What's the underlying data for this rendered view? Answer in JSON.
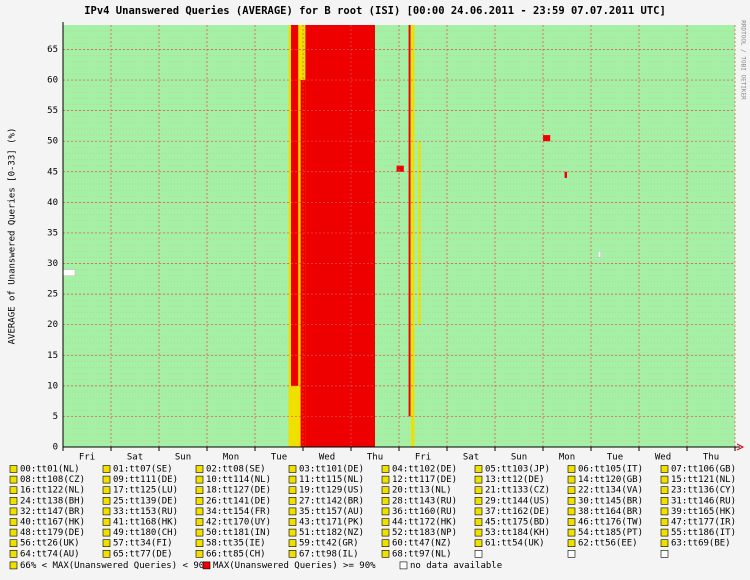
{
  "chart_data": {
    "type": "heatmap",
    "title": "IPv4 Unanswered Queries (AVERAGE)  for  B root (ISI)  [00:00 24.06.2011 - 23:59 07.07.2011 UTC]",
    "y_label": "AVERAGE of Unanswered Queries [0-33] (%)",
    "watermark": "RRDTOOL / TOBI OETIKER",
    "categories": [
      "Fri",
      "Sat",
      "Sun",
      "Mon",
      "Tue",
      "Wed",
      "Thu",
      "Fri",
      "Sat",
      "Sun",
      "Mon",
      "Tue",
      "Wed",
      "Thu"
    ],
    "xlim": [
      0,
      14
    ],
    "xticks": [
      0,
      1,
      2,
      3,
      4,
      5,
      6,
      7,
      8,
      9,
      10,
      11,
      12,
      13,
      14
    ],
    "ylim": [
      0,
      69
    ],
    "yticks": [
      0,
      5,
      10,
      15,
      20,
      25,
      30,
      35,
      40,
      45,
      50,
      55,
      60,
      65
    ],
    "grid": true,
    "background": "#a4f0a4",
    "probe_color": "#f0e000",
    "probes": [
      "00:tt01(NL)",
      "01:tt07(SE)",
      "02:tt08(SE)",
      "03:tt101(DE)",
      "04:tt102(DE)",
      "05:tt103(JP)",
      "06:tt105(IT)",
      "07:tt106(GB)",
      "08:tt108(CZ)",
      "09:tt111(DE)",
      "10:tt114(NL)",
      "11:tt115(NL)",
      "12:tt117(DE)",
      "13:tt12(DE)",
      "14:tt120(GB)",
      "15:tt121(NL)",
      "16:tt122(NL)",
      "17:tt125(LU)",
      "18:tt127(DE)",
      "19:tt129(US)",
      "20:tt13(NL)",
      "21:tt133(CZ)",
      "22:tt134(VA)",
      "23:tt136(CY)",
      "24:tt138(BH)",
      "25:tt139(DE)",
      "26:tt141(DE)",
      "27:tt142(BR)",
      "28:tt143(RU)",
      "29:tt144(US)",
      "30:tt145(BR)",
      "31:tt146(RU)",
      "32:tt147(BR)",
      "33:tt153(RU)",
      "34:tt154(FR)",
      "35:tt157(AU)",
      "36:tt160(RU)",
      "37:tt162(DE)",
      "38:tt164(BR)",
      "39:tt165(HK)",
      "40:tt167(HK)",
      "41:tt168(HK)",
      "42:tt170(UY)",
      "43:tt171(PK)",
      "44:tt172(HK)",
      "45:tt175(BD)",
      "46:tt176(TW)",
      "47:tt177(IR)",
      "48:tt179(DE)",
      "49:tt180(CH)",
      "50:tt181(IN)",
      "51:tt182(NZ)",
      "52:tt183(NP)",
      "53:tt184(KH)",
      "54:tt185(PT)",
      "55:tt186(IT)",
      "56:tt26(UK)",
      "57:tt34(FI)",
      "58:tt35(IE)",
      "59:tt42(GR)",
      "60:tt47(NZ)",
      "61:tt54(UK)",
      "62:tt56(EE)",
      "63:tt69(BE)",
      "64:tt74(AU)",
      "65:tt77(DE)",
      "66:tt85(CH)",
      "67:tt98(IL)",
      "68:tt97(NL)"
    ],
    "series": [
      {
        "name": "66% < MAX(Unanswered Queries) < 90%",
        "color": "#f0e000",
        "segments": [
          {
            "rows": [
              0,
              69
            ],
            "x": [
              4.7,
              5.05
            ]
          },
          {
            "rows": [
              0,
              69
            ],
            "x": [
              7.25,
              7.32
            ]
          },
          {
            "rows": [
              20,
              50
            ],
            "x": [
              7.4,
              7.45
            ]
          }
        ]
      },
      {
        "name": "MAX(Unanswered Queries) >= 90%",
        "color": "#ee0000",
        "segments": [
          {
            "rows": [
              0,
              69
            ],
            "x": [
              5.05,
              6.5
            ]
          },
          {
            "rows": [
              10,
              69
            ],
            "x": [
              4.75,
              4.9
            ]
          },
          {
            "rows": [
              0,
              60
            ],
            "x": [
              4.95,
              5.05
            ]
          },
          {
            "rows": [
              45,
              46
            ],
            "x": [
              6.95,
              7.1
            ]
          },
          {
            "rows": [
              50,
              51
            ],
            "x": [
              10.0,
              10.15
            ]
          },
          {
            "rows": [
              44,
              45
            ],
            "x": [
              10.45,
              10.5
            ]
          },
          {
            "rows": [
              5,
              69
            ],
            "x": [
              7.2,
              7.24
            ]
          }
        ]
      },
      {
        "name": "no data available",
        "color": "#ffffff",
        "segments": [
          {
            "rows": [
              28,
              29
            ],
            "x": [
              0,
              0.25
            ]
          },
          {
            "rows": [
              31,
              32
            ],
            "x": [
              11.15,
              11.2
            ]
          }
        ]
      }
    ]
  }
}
━━━
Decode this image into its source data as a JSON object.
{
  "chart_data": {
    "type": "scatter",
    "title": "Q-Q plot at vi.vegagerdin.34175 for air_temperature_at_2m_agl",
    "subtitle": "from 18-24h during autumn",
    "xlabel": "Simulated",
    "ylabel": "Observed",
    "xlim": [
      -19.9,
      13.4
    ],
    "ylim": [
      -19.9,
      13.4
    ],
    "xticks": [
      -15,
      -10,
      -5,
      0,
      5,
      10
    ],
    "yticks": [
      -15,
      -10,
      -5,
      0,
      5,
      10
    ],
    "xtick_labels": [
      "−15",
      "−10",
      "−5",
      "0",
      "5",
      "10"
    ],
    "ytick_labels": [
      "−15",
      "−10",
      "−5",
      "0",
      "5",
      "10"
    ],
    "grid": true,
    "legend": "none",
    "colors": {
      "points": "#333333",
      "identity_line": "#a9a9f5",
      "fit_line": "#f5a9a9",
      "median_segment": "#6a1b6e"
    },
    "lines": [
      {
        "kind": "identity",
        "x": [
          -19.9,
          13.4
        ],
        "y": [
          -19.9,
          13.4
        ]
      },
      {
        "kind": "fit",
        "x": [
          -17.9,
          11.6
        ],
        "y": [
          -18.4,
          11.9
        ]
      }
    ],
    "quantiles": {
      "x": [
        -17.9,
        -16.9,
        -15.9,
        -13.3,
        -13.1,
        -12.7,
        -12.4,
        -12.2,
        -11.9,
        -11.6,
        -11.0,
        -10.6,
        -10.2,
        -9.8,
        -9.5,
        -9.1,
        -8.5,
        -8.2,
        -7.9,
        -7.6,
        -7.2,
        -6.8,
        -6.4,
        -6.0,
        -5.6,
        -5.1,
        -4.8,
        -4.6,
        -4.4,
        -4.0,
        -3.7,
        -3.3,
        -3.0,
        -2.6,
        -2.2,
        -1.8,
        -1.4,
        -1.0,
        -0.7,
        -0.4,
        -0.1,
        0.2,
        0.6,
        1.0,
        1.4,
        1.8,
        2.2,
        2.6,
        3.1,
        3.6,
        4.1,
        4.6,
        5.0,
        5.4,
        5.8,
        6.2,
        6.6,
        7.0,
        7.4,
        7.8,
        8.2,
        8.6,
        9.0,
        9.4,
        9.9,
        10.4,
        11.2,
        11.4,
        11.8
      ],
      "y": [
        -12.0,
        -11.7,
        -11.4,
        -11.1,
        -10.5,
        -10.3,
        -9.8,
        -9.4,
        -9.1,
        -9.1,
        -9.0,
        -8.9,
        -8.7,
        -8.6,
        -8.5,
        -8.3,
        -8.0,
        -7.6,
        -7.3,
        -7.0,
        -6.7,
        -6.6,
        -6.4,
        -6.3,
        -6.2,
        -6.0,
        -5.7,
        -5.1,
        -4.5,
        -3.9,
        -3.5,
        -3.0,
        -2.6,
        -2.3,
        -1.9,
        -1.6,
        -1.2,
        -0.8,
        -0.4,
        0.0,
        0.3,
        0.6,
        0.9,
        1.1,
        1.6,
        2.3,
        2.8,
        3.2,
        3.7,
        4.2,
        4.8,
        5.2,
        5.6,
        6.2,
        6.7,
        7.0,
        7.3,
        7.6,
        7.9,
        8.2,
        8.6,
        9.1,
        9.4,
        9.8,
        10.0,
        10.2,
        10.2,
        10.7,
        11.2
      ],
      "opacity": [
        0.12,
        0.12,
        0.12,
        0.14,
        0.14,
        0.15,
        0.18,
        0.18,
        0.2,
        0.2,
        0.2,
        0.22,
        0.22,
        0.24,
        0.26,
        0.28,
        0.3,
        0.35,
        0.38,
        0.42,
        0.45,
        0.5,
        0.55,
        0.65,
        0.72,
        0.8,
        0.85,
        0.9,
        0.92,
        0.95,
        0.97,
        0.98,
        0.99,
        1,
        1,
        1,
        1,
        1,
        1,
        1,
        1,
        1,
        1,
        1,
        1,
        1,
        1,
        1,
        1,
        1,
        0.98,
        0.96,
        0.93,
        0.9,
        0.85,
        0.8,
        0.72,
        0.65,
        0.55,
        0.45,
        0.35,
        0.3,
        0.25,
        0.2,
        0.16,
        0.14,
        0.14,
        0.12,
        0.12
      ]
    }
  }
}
━━━
Scan the material above. Copy each line that holds the word "Queries".

[Answer to this task]
    "title": "IPv4 Unanswered Queries (AVERAGE)  for  B root (ISI)  [00:00 24.06.2011 - 23:59 07.07.2011 UTC]",
    "y_label": "AVERAGE of Unanswered Queries [0-33] (%)",
        "name": "66% < MAX(Unanswered Queries) < 90%",
        "name": "MAX(Unanswered Queries) >= 90%",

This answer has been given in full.